* _EXTRACTED INFORMATION_
----------

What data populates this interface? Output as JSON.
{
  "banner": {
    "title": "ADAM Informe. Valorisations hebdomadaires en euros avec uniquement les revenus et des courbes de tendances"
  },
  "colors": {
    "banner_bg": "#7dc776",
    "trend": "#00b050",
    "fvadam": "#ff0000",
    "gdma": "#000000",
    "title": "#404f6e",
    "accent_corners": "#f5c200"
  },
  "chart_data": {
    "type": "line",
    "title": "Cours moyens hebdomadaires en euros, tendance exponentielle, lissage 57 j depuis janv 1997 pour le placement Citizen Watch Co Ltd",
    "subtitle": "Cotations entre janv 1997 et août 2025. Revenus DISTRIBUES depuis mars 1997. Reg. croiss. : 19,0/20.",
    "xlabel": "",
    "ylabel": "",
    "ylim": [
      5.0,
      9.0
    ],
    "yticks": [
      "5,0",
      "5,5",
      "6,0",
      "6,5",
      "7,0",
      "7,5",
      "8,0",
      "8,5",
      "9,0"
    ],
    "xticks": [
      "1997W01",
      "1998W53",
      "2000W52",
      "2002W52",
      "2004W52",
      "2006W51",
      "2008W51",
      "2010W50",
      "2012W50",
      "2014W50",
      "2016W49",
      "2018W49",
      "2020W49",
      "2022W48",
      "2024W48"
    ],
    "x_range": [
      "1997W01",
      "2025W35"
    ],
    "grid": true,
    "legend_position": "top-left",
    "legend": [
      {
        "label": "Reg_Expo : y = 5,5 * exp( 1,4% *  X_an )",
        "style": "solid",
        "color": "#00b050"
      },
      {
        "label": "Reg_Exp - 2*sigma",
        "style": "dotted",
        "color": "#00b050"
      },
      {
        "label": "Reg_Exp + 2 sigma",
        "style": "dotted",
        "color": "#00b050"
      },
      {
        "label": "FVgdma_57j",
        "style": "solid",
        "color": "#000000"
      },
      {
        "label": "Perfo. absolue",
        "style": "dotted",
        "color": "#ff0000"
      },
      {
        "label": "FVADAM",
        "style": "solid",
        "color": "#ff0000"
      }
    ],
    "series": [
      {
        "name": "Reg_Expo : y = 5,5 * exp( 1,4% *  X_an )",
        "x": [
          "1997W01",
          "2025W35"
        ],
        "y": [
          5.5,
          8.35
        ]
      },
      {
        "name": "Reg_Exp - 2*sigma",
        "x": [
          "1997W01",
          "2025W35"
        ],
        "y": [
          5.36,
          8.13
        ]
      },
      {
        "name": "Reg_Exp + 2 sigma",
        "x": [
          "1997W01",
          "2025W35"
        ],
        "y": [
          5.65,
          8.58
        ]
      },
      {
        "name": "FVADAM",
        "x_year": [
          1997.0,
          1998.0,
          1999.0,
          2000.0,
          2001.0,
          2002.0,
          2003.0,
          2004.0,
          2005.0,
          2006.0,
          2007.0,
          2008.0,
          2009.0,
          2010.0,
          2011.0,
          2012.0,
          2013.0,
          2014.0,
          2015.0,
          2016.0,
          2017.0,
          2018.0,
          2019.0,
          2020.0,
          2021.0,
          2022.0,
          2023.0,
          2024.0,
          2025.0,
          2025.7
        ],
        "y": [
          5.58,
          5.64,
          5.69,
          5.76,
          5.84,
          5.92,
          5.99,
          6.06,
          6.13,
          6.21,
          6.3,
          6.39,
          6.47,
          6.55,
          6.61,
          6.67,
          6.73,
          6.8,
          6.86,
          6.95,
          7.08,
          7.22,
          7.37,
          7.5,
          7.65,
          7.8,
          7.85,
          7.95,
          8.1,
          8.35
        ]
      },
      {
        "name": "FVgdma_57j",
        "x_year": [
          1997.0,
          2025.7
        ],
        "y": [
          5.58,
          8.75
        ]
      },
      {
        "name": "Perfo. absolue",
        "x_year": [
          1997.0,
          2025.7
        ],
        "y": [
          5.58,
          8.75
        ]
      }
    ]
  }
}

----------

* _WRITTEN REQUEST_
Show each line of the listing that holds the string "absolue".

* _RESPONSE TO THIS EXERCISE_
        "label": "Perfo. absolue",
        "name": "Perfo. absolue",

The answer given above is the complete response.